# [TASK STATEMENT]
Locate each line holding the string "icon" and copy it.

Some records:
** Start **

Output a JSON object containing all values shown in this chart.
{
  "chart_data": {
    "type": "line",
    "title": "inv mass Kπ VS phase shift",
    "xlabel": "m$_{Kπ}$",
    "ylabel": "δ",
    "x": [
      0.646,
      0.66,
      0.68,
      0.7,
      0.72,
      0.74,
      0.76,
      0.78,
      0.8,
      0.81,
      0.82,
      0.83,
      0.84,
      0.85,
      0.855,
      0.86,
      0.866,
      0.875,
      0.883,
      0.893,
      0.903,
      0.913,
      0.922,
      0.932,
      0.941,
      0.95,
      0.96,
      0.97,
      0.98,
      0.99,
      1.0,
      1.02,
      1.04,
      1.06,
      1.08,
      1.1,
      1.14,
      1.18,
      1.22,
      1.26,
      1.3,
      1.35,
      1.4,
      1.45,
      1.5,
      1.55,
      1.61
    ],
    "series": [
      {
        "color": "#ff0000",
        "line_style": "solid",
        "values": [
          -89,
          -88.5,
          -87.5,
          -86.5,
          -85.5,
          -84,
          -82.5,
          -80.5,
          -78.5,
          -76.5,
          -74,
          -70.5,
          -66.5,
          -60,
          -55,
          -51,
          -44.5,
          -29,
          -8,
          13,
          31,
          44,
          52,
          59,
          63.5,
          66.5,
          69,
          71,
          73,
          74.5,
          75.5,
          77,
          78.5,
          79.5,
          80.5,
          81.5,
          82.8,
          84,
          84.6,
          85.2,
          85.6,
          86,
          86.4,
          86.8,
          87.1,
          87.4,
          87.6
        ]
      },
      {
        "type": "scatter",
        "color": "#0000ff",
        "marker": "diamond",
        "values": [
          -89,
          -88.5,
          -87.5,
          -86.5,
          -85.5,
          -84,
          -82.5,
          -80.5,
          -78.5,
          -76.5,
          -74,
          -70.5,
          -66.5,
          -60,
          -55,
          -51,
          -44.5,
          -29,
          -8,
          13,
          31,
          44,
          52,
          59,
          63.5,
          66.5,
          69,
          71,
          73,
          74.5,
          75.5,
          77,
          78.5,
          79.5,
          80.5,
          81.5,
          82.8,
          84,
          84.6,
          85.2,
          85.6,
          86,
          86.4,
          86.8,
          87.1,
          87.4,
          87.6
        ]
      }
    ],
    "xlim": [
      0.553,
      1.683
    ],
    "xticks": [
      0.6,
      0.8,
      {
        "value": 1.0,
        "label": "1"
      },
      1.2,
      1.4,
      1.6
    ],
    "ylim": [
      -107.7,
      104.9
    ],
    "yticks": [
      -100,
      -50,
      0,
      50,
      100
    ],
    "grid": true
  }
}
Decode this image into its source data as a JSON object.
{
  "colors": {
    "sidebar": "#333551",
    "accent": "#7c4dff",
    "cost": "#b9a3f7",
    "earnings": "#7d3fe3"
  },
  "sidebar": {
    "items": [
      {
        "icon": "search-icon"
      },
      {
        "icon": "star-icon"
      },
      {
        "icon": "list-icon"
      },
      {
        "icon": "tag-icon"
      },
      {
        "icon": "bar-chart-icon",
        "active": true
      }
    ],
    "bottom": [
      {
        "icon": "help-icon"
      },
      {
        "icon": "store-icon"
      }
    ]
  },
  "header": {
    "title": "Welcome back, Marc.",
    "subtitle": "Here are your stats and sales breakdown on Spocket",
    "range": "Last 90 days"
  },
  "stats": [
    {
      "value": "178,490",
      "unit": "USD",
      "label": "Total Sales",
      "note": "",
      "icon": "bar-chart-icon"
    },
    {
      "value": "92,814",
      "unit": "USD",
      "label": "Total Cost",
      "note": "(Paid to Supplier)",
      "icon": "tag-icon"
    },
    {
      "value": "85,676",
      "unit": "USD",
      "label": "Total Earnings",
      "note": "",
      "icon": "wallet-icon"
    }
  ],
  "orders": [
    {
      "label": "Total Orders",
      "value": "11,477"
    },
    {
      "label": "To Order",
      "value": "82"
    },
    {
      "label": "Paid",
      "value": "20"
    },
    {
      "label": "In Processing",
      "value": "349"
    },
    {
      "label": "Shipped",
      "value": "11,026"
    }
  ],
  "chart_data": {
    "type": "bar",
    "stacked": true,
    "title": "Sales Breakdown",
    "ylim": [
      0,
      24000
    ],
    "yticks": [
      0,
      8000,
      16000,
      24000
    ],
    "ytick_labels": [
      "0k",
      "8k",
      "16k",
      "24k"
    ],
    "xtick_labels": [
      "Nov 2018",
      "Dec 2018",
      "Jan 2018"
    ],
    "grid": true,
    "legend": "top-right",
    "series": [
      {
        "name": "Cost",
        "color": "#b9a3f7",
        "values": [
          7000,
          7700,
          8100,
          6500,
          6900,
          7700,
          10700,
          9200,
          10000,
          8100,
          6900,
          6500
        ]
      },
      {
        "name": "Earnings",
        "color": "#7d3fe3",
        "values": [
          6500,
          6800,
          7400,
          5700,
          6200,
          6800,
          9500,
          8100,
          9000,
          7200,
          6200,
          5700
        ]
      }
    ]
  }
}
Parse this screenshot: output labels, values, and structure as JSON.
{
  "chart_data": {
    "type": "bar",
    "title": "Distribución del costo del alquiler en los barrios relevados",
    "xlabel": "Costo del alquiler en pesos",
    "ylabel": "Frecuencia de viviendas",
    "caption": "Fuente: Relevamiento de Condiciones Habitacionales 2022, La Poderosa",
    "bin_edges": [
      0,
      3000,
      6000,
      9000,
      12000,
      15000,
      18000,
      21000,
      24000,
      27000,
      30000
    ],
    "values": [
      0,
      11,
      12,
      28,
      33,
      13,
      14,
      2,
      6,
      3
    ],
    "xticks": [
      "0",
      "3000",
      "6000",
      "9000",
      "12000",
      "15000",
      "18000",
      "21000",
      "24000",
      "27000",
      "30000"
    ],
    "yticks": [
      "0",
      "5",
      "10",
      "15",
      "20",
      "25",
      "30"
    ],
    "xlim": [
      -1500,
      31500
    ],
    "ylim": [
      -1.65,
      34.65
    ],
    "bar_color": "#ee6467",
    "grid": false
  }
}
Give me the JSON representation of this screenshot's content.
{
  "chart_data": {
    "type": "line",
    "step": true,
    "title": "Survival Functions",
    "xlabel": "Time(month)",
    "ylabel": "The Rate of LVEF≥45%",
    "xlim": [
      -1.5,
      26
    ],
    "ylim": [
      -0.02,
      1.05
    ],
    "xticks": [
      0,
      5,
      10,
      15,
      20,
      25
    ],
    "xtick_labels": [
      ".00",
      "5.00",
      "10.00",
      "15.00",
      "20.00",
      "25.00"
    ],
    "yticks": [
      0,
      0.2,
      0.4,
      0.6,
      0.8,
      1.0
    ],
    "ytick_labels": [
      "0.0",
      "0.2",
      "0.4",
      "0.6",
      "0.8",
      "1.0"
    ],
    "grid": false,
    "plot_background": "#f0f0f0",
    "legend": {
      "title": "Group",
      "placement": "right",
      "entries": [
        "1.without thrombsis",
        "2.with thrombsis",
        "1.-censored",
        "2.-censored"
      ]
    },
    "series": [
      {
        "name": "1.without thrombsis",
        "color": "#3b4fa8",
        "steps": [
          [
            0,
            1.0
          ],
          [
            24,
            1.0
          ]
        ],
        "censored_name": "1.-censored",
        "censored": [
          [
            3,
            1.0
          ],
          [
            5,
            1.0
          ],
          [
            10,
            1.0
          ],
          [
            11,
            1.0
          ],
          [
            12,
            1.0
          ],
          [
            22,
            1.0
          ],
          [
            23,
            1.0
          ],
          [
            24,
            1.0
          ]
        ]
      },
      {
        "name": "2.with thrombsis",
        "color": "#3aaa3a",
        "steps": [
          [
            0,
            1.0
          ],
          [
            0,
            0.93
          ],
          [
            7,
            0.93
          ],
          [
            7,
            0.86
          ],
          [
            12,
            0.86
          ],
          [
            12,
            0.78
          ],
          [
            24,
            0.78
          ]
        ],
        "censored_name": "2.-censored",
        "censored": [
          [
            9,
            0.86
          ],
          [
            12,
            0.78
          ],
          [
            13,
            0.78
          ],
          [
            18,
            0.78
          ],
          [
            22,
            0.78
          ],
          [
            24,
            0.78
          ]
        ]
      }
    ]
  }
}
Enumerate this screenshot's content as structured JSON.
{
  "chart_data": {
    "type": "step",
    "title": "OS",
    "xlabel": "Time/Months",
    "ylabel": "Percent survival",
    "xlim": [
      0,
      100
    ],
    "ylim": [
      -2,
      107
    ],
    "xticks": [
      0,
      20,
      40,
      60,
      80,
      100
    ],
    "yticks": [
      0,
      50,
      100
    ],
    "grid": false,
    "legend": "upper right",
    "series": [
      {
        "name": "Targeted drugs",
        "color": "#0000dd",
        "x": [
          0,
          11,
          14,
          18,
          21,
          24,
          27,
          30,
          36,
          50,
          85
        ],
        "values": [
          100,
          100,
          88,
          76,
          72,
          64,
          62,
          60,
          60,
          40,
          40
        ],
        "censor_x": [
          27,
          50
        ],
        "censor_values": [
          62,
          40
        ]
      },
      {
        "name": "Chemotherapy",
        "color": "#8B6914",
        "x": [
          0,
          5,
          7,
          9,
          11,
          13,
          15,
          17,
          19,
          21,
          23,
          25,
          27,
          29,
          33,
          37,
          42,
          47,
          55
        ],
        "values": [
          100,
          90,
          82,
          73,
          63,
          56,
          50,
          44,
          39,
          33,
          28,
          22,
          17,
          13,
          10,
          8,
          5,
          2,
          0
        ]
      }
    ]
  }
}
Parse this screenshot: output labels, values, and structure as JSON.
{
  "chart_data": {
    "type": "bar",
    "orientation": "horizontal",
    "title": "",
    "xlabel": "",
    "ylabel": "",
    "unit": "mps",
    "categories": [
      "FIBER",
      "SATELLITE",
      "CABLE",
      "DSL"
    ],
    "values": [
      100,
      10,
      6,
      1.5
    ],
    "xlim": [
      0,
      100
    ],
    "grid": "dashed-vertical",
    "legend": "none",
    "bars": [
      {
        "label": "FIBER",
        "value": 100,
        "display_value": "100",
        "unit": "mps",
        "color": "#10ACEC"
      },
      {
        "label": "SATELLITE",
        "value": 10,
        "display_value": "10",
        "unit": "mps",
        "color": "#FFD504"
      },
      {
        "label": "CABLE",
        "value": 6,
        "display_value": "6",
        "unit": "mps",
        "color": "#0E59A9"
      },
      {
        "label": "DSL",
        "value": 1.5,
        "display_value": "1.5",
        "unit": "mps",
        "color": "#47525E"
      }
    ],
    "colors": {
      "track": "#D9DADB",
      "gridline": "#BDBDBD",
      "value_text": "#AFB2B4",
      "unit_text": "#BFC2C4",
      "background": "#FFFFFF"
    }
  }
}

** End **

# [SOLVED PROBLEM]
        "icon": "search-icon"
        "icon": "star-icon"
        "icon": "list-icon"
        "icon": "tag-icon"
        "icon": "bar-chart-icon",
        "icon": "help-icon"
        "icon": "store-icon"
      "icon": "bar-chart-icon"
      "icon": "tag-icon"
      "icon": "wallet-icon"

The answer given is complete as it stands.